--- BEGIN DATA SUPPLIED ---
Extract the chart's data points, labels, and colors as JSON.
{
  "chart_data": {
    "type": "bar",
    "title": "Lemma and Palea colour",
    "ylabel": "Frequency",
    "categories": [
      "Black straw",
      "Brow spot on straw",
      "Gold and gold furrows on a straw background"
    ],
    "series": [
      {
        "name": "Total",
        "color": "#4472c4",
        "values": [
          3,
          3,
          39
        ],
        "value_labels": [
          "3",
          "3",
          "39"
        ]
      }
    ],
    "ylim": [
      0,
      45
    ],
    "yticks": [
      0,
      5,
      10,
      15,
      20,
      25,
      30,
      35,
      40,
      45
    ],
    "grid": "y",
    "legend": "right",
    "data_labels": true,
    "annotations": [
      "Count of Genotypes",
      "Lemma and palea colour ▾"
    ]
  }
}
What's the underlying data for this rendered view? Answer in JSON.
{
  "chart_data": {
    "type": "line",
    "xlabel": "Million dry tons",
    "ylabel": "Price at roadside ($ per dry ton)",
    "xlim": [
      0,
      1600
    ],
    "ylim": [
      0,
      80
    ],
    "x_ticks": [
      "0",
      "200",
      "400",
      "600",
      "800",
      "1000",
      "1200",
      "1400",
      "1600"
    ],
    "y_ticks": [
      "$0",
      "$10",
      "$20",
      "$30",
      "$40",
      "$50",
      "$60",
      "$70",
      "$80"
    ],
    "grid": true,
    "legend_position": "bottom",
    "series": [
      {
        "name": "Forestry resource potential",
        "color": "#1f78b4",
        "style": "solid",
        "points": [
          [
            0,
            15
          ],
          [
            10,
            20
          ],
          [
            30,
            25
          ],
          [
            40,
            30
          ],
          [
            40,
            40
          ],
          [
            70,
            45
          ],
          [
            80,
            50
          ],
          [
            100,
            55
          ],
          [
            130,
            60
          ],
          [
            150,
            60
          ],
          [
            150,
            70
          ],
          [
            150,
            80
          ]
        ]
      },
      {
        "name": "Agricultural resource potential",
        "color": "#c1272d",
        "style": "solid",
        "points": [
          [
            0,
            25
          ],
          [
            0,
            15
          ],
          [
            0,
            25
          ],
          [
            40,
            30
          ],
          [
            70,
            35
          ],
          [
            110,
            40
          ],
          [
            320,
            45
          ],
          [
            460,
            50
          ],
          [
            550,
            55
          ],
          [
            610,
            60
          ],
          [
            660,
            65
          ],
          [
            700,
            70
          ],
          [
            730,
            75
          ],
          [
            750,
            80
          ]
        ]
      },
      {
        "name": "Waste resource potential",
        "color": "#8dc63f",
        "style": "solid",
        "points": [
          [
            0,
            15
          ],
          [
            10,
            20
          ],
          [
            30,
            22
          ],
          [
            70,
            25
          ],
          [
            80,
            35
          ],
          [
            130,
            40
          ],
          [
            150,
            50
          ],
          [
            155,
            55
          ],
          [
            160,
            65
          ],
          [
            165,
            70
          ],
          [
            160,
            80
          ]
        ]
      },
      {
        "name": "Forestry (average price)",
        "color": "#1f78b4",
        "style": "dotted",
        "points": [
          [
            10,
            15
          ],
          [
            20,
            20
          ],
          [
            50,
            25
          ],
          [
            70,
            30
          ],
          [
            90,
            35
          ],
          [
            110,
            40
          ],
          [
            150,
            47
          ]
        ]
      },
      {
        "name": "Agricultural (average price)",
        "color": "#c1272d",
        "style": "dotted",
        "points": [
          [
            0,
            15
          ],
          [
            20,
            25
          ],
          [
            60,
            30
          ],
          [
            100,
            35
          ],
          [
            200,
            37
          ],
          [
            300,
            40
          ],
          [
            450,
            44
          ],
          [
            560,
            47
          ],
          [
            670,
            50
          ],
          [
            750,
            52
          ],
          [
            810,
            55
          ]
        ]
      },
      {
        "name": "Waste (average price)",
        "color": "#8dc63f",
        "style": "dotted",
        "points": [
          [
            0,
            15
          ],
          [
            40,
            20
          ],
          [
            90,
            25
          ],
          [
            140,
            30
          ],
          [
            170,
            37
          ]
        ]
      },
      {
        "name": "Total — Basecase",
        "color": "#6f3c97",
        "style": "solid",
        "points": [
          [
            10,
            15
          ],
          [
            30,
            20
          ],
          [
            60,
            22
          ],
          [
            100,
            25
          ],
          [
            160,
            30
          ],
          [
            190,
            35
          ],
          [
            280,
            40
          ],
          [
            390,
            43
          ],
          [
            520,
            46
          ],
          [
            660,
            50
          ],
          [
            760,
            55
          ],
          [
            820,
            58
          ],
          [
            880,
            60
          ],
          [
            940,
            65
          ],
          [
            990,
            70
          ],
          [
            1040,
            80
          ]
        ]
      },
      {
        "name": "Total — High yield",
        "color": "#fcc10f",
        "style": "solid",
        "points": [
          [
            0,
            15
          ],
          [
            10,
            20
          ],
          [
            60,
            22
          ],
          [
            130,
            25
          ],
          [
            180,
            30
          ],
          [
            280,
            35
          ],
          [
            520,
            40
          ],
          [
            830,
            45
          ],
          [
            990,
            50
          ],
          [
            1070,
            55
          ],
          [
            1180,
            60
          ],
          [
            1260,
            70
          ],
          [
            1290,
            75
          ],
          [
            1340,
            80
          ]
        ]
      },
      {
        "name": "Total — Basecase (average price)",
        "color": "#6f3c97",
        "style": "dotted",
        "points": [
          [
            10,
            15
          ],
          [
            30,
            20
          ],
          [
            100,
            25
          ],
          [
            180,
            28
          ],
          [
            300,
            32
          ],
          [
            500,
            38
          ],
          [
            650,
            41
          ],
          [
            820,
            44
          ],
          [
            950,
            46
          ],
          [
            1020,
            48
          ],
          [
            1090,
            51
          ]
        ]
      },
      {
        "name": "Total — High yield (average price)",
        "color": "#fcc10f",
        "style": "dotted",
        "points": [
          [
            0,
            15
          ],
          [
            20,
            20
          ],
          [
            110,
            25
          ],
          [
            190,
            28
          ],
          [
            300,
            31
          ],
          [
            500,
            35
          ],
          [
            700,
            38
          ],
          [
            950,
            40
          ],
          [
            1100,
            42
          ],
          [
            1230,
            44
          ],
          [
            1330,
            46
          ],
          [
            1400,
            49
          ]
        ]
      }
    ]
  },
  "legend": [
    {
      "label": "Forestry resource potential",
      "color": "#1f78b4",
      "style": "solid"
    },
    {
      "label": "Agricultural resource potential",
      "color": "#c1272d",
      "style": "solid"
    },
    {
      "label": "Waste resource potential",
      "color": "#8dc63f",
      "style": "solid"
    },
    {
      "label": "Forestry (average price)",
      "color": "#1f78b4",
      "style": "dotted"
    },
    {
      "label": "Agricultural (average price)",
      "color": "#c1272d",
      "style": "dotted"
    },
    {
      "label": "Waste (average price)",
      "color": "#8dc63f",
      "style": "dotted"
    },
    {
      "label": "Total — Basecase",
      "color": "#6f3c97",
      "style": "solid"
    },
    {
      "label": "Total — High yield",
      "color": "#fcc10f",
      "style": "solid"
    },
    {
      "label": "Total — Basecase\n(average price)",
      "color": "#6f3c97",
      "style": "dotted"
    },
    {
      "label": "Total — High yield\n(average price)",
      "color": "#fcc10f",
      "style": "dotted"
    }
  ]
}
--- END DATA SUPPLIED ---
* _DIRECTION_
Take every line from the records above that has the word "Lemma" and copy it.

* _TASK SOLUTION_
    "title": "Lemma and Palea colour",
      "Lemma and palea colour ▾"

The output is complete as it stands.